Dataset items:
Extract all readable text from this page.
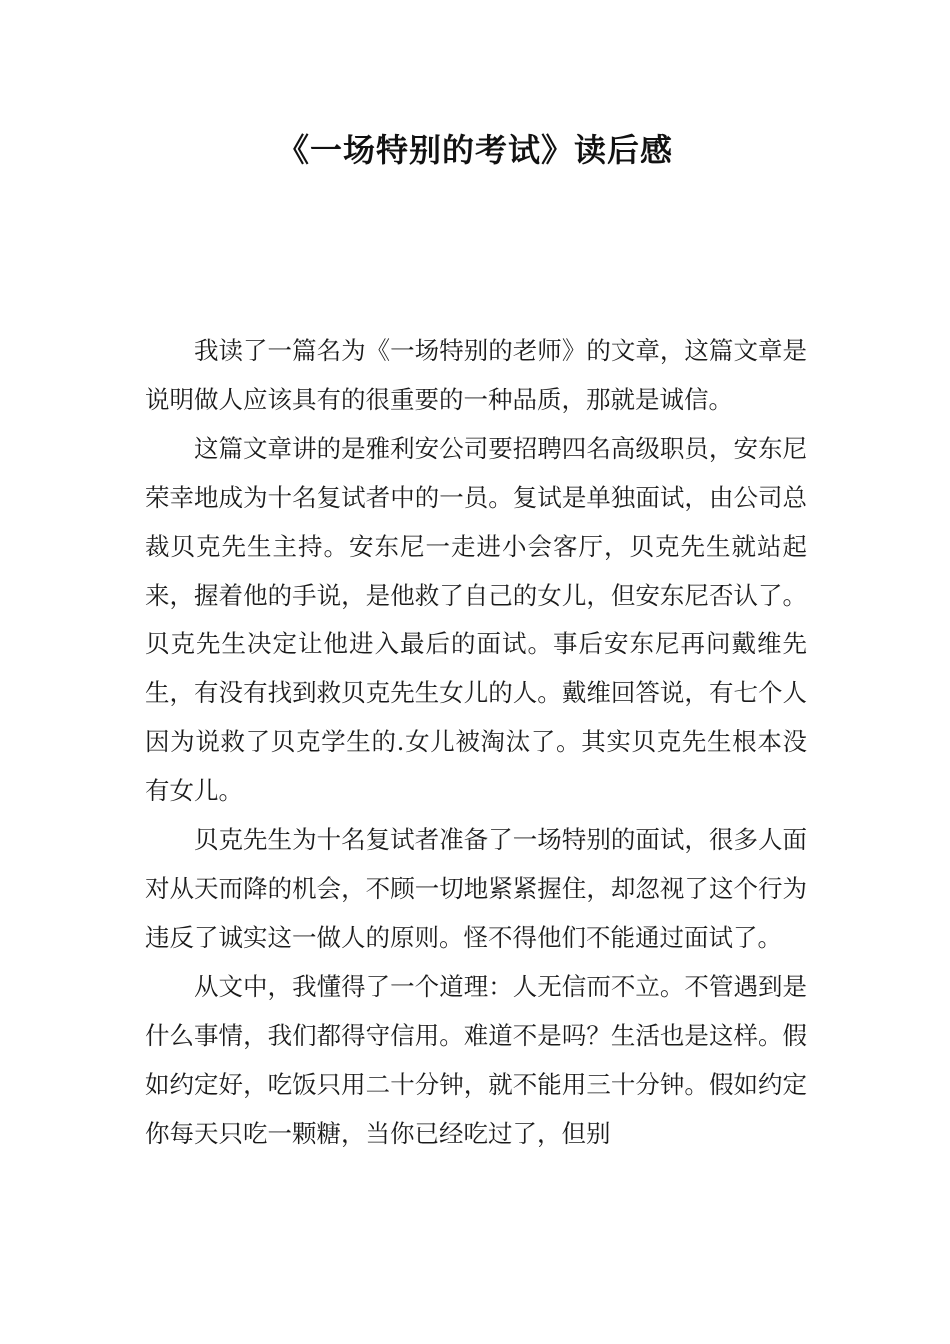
《一场特别的考试》读后感

我读了一篇名为《一场特别的老师》的文章，这篇文章是说明做人应该具有的很重要的一种品质，那就是诚信。

这篇文章讲的是雅利安公司要招聘四名高级职员，安东尼荣幸地成为十名复试者中的一员。复试是单独面试，由公司总裁贝克先生主持。安东尼一走进小会客厅，贝克先生就站起来，握着他的手说，是他救了自己的女儿，但安东尼否认了。贝克先生决定让他进入最后的面试。事后安东尼再问戴维先生，有没有找到救贝克先生女儿的人。戴维回答说，有七个人因为说救了贝克学生的.女儿被淘汰了。其实贝克先生根本没有女儿。

贝克先生为十名复试者准备了一场特别的面试，很多人面对从天而降的机会，不顾一切地紧紧握住，却忽视了这个行为违反了诚实这一做人的原则。怪不得他们不能通过面试了。

从文中，我懂得了一个道理：人无信而不立。不管遇到是什么事情，我们都得守信用。难道不是吗？生活也是这样。假如约定好，吃饭只用二十分钟，就不能用三十分钟。假如约定你每天只吃一颗糖，当你已经吃过了，但别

Work instructions:
Transcribe the records verbatim and omit the images.

Complete answer:
Extract all readable text from this page.
《一场特别的考试》读后感

我读了一篇名为《一场特别的老师》的文章，这篇文章是说明做人应该具有的很重要的一种品质，那就是诚信。

这篇文章讲的是雅利安公司要招聘四名高级职员，安东尼荣幸地成为十名复试者中的一员。复试是单独面试，由公司总裁贝克先生主持。安东尼一走进小会客厅，贝克先生就站起来，握着他的手说，是他救了自己的女儿，但安东尼否认了。贝克先生决定让他进入最后的面试。事后安东尼再问戴维先生，有没有找到救贝克先生女儿的人。戴维回答说，有七个人因为说救了贝克学生的.女儿被淘汰了。其实贝克先生根本没有女儿。

贝克先生为十名复试者准备了一场特别的面试，很多人面对从天而降的机会，不顾一切地紧紧握住，却忽视了这个行为违反了诚实这一做人的原则。怪不得他们不能通过面试了。

从文中，我懂得了一个道理：人无信而不立。不管遇到是什么事情，我们都得守信用。难道不是吗？生活也是这样。假如约定好，吃饭只用二十分钟，就不能用三十分钟。假如约定你每天只吃一颗糖，当你已经吃过了，但别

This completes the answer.